What is expected:
Look for "látkách" in the listing below. Gather each line that contains it.

Data rows:

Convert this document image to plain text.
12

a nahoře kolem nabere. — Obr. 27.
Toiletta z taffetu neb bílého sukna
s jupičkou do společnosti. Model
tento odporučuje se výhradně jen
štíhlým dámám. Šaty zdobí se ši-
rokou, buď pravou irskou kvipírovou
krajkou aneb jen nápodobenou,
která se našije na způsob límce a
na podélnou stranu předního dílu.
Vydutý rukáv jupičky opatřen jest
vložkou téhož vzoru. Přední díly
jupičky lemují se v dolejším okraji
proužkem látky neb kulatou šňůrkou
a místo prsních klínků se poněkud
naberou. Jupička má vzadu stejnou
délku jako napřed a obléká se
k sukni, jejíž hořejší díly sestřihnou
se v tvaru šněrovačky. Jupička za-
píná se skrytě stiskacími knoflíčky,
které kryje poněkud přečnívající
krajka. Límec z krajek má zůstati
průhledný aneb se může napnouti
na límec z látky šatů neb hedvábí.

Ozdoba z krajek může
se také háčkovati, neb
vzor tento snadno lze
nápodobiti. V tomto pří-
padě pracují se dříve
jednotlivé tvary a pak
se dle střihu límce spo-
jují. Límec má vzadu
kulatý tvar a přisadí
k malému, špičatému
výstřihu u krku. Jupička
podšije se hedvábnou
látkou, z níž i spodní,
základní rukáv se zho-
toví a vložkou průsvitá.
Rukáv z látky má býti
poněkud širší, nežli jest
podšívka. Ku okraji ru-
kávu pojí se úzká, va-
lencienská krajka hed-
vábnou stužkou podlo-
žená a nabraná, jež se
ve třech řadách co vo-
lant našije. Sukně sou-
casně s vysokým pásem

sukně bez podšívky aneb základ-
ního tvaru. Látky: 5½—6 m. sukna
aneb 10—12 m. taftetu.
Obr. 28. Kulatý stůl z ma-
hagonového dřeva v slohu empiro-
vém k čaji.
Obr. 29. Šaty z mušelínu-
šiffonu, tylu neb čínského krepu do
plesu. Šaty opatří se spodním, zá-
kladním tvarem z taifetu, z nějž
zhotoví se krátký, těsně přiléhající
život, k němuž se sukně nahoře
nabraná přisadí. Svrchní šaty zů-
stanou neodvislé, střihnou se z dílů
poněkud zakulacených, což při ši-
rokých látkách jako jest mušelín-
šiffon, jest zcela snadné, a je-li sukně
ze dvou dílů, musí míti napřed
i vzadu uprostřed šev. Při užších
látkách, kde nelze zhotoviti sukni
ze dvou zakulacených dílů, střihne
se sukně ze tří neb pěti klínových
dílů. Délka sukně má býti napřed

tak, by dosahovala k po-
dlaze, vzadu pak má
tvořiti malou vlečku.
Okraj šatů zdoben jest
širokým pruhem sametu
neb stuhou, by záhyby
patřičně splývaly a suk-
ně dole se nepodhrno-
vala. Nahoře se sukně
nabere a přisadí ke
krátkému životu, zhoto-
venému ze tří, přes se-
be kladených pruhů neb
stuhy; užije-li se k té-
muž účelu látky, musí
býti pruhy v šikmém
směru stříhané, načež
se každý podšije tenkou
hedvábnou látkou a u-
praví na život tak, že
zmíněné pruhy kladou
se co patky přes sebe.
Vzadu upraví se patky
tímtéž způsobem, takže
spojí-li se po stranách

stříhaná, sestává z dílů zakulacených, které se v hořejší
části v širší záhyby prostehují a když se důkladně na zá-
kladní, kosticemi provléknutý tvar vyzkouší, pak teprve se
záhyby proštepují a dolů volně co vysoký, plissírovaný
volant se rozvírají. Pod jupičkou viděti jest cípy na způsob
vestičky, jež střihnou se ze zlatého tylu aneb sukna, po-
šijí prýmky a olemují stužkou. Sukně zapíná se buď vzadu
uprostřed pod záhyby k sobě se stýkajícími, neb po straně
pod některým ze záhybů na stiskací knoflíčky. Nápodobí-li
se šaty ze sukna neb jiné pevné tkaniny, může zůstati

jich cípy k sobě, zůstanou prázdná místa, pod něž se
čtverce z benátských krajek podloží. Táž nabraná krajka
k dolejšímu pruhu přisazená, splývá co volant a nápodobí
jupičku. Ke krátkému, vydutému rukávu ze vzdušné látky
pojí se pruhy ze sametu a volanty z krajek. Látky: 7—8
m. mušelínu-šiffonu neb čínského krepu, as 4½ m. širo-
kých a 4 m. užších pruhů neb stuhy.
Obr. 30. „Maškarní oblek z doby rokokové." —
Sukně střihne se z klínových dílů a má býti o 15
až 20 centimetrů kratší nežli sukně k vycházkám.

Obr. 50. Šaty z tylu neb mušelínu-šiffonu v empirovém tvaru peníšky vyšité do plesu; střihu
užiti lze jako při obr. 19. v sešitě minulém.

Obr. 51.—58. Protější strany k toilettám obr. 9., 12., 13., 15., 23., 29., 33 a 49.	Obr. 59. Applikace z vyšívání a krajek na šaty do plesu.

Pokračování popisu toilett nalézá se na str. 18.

Exercise output:
rokých látkách jako jest mušelín-
látkách, kde nelze zhotoviti sukni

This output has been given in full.